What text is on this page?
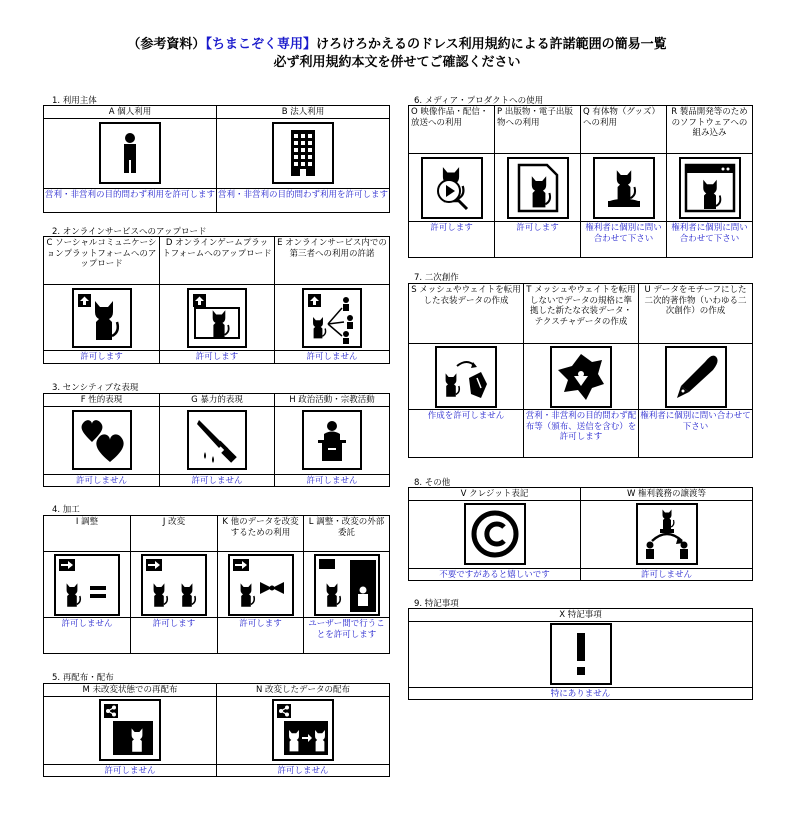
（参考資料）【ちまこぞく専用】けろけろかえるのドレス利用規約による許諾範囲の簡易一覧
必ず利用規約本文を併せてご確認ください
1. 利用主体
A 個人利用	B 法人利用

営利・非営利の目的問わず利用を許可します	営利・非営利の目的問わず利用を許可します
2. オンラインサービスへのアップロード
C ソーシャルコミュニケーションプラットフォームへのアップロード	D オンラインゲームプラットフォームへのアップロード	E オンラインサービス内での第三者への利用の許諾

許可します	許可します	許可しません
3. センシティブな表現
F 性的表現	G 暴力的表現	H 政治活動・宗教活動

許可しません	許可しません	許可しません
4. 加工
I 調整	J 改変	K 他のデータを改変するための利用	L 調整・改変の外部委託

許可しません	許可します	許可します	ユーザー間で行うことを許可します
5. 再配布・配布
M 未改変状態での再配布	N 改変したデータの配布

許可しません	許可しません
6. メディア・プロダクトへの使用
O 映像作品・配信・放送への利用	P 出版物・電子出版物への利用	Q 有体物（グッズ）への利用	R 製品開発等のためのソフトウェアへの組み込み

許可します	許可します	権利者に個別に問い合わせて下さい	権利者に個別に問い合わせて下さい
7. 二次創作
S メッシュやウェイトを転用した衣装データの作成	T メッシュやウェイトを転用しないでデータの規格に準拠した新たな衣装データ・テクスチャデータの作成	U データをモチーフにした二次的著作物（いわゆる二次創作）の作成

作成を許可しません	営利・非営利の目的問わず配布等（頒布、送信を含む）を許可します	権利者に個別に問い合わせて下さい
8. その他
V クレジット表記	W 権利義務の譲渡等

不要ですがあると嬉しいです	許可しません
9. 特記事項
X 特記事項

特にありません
══════════════════════════════
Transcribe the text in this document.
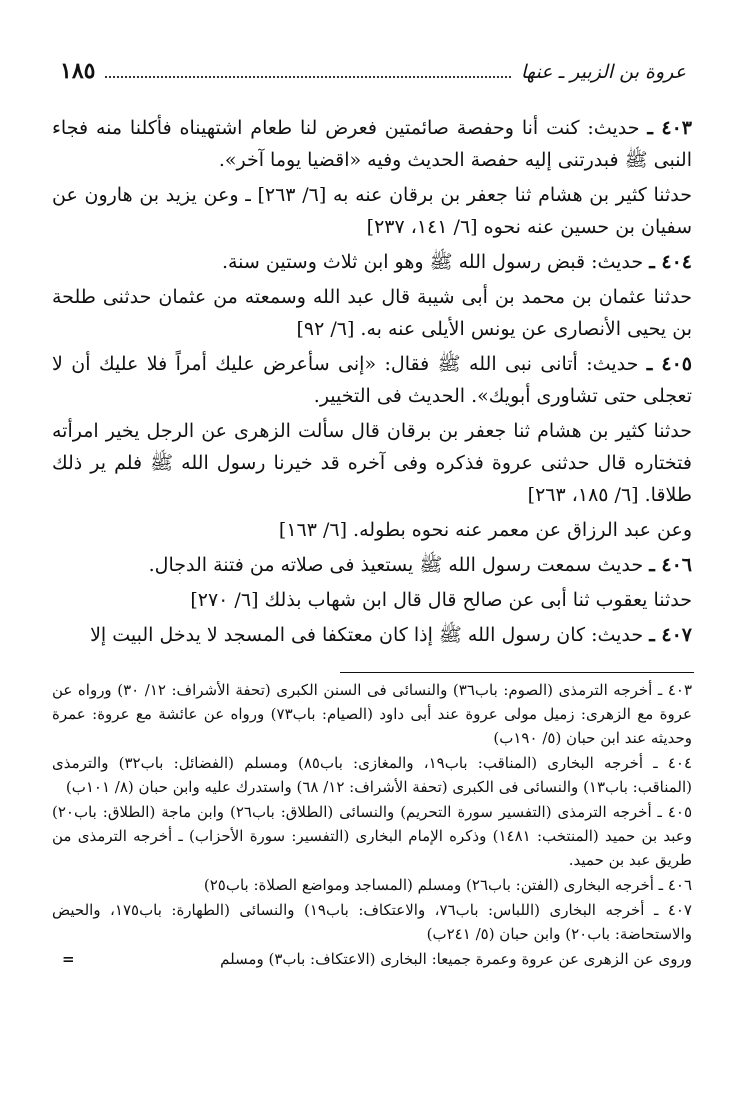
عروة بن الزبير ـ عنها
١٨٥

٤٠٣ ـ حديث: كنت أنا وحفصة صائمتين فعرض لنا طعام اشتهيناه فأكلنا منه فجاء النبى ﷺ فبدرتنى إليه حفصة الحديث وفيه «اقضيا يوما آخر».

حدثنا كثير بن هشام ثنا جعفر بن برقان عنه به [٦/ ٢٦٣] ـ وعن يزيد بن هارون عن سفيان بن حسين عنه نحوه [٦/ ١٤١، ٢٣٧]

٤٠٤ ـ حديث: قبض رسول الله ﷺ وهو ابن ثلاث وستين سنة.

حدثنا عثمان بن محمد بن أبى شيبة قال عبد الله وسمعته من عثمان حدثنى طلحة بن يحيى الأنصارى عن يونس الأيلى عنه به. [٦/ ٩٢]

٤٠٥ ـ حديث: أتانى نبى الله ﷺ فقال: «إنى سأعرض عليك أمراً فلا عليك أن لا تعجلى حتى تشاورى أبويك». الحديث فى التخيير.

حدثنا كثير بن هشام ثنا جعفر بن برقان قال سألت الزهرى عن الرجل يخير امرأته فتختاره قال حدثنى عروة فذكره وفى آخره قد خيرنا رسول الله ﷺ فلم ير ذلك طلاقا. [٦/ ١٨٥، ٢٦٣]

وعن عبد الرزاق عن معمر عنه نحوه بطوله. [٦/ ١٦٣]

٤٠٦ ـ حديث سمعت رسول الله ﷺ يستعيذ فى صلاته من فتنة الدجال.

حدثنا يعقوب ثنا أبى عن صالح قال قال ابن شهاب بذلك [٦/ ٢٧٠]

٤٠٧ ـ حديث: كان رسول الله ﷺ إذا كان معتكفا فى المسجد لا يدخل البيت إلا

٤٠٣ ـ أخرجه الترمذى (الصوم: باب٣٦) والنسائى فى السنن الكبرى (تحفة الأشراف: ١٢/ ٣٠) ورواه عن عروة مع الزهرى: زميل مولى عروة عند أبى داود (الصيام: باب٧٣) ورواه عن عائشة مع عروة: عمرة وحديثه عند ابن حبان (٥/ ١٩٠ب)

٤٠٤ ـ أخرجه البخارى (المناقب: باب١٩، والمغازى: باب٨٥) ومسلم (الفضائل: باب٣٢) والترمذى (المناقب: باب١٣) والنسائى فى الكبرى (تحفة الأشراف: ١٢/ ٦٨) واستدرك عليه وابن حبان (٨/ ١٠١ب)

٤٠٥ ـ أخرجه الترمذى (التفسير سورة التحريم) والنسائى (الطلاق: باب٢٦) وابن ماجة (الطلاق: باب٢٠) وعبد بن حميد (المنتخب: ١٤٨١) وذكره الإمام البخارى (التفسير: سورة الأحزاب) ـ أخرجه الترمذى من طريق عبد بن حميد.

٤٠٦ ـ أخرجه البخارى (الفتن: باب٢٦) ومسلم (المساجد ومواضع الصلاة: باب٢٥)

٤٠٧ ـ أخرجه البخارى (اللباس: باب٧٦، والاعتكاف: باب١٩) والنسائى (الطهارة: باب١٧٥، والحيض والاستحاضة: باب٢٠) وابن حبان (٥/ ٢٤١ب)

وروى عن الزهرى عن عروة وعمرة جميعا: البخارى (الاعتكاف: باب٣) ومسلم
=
══════════════════════════════
→ **Your task**: Copy, from the material, each line that holds the string "برقان".

→ **Exercise result**:
حدثنا كثير بن هشام ثنا جعفر بن برقان عنه به [٦/ ٢٦٣] ـ وعن يزيد بن هارون عن سفيان بن حسين عنه نحوه [٦/ ١٤١، ٢٣٧]
حدثنا كثير بن هشام ثنا جعفر بن برقان قال سألت الزهرى عن الرجل يخير امرأته فتختاره قال حدثنى عروة فذكره وفى آخره قد خيرنا رسول الله ﷺ فلم ير ذلك طلاقا. [٦/ ١٨٥، ٢٦٣]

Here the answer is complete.